** Begin INPUT **

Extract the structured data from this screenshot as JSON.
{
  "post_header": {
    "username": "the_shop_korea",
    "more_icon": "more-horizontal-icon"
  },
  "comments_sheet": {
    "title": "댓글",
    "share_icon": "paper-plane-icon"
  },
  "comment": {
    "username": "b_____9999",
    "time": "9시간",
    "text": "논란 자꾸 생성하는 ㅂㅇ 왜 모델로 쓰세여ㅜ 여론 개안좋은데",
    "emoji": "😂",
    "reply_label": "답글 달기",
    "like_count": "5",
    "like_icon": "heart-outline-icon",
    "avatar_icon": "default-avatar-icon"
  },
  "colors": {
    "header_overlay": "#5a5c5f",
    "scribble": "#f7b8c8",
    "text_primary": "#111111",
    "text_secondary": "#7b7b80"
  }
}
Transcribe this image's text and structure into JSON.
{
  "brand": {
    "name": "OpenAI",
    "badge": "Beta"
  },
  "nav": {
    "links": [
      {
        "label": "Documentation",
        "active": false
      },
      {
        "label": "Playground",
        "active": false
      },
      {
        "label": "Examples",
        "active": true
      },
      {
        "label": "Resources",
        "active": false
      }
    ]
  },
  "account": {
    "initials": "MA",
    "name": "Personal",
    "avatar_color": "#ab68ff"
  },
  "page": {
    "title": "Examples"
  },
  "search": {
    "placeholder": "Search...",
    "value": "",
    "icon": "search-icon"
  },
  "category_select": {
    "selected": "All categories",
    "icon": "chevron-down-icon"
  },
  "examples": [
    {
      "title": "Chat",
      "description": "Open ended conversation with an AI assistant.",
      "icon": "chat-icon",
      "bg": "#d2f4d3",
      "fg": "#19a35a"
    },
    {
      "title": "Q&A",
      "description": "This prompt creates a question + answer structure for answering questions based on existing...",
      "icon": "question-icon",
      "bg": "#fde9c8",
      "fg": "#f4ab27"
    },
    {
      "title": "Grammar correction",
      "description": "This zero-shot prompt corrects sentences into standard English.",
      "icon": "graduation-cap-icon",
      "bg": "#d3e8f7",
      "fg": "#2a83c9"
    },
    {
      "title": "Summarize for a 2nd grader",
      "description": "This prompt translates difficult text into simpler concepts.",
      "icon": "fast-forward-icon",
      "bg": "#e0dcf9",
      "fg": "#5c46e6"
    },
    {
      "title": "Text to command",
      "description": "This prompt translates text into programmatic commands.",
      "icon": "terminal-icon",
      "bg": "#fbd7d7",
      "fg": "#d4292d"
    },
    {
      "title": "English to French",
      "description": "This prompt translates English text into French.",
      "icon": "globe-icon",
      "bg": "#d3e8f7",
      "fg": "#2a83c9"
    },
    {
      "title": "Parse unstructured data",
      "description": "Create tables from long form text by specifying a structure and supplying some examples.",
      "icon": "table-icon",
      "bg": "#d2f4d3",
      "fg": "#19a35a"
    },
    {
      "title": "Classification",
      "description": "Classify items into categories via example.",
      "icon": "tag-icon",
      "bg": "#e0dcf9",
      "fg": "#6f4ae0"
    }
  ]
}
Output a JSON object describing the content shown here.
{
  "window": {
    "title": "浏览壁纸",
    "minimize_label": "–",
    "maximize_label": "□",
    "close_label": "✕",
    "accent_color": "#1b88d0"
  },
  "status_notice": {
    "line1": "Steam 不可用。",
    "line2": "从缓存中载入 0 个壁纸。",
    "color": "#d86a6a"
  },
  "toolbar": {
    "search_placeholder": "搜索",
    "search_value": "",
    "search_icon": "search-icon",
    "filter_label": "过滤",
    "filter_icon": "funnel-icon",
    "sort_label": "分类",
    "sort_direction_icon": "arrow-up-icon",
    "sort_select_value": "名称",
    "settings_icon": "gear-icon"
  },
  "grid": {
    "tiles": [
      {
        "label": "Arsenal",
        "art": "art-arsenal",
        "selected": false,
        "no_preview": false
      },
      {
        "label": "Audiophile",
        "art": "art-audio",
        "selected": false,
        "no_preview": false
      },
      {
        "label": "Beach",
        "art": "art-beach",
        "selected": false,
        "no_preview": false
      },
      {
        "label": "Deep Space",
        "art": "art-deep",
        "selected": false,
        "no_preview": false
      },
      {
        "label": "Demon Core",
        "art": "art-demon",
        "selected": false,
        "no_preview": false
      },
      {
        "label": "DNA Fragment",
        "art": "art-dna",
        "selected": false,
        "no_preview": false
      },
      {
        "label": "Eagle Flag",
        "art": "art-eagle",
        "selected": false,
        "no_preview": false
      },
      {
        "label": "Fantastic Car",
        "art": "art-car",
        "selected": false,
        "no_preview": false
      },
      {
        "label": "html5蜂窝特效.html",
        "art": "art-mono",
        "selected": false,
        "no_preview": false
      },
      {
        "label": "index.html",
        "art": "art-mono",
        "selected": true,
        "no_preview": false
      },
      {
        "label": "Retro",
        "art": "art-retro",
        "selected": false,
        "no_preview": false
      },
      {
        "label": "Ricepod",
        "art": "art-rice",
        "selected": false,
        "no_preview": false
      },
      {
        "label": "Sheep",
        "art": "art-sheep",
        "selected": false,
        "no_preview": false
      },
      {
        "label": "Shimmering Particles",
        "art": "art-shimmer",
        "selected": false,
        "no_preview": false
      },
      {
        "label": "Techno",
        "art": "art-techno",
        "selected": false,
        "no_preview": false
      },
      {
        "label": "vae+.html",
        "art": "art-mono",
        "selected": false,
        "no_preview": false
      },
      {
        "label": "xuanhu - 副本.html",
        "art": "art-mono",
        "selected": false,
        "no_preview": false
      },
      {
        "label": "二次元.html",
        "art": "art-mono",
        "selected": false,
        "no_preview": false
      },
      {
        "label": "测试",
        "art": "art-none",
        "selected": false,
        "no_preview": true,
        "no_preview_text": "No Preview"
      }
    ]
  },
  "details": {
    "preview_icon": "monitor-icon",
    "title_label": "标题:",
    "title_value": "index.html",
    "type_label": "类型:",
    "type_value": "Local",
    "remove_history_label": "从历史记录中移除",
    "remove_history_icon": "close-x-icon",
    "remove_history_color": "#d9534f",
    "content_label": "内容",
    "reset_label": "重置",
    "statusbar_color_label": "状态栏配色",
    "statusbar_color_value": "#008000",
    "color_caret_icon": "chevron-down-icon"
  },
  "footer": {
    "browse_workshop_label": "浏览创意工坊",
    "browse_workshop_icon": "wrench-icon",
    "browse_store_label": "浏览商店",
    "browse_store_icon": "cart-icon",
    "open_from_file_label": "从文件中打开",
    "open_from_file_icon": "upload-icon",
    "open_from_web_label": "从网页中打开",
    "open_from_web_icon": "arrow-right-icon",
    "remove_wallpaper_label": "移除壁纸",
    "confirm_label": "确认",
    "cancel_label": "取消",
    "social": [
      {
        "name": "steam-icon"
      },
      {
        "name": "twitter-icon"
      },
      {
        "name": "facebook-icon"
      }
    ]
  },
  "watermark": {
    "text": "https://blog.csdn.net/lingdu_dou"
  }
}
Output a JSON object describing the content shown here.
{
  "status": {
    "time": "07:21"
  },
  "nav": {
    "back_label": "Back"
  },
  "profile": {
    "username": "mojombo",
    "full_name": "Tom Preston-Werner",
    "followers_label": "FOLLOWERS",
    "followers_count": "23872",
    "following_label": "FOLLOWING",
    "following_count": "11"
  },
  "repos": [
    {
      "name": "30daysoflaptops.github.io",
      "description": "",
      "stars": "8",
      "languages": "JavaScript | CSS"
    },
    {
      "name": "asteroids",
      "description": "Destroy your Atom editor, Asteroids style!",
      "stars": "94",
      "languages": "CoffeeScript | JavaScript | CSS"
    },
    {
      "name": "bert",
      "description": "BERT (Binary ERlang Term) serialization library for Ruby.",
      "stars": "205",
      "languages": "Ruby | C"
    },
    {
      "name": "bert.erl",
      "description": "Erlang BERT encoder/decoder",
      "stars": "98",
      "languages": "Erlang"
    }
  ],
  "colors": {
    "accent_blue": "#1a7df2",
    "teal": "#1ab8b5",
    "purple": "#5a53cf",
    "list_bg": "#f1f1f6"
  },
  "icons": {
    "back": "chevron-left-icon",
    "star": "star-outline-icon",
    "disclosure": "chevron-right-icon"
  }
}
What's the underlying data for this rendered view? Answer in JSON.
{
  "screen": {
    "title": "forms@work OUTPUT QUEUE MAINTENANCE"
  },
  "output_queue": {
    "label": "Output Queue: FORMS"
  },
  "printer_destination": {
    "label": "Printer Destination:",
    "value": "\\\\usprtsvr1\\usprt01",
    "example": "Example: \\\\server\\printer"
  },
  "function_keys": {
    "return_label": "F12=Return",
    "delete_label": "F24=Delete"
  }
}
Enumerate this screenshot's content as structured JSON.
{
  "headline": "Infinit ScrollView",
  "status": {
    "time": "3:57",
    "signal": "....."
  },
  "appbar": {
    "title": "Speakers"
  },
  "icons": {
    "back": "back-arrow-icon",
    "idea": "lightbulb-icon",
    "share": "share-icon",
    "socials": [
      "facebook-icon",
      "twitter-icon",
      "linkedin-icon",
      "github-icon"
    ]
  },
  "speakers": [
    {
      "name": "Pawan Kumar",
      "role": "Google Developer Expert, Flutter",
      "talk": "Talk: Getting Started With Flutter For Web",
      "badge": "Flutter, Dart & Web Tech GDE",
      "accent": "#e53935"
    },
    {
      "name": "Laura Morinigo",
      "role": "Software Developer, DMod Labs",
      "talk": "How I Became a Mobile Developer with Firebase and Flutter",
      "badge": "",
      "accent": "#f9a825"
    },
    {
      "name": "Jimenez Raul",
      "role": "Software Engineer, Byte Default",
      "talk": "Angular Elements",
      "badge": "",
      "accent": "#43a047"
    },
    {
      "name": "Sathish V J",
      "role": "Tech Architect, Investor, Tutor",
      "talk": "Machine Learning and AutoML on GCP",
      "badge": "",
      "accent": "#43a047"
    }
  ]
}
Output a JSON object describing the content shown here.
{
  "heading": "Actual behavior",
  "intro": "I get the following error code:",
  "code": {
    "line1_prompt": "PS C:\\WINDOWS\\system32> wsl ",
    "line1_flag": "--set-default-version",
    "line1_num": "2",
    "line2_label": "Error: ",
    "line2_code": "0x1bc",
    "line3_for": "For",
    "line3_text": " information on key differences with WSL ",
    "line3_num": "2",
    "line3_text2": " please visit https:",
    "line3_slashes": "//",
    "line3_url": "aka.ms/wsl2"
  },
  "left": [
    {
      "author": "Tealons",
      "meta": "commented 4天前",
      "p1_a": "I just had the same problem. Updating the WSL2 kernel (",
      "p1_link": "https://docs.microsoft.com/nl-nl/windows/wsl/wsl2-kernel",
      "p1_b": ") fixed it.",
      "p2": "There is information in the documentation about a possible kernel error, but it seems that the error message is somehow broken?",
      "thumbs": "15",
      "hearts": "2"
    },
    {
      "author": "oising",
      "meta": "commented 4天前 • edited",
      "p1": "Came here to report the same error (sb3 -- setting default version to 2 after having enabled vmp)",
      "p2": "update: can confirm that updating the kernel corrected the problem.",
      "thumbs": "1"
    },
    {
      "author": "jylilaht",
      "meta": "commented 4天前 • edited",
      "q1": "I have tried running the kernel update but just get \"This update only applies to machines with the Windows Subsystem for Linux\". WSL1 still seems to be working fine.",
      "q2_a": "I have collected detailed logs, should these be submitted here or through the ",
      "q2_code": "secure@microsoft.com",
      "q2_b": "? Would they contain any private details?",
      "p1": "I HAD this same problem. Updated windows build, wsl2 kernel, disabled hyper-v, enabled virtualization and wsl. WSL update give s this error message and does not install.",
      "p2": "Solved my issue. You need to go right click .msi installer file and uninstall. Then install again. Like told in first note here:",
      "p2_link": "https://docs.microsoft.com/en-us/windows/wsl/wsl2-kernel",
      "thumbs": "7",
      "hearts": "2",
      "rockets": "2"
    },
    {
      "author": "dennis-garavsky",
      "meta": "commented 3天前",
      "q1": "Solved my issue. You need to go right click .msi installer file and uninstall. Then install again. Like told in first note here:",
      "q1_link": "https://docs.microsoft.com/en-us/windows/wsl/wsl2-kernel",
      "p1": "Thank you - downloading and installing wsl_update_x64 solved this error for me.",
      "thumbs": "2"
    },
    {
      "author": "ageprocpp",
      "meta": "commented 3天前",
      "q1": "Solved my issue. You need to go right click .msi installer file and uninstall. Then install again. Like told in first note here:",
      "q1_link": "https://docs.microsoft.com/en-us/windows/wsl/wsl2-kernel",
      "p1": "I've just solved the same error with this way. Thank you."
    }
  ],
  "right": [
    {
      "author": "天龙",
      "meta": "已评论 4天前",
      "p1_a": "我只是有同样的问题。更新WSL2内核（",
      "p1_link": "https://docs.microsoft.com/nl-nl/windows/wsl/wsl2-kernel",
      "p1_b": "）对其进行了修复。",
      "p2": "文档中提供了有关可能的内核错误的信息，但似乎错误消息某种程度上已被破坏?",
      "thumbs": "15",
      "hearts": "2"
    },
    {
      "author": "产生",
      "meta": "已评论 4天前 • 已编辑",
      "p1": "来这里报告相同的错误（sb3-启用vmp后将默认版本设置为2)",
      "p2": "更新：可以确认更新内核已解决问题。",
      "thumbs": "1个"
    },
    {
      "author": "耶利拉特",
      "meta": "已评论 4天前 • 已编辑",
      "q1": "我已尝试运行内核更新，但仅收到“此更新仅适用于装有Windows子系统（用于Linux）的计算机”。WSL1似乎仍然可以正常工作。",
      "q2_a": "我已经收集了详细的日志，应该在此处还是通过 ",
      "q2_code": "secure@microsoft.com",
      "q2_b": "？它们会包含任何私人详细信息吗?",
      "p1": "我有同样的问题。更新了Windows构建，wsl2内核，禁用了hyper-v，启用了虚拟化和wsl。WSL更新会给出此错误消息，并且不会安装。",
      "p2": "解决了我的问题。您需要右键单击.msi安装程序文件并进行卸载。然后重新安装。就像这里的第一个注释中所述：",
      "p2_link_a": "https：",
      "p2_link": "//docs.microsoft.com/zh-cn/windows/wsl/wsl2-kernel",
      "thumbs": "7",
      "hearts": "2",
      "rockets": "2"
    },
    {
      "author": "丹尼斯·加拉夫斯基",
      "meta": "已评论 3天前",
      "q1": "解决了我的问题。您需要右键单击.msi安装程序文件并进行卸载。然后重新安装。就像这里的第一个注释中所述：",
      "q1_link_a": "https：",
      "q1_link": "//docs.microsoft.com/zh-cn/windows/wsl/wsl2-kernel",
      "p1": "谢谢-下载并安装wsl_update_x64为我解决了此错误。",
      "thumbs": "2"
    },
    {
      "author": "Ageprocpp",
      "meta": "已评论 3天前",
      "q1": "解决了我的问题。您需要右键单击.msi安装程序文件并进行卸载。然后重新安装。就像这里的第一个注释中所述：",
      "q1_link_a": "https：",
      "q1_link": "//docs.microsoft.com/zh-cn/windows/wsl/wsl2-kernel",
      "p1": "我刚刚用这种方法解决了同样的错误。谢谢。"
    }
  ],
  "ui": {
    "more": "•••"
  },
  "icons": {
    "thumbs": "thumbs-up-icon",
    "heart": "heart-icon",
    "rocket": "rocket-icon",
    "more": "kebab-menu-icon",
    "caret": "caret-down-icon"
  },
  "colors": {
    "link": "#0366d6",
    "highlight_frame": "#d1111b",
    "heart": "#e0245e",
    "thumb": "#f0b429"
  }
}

** End INPUT **

EXERCISE DESCRIPTION: Search the records for the word "English". Copy every line that has it.

OUTPUT OF THE TASK:
      "description": "This zero-shot prompt corrects sentences into standard English.",
      "title": "English to French",
      "description": "This prompt translates English text into French.",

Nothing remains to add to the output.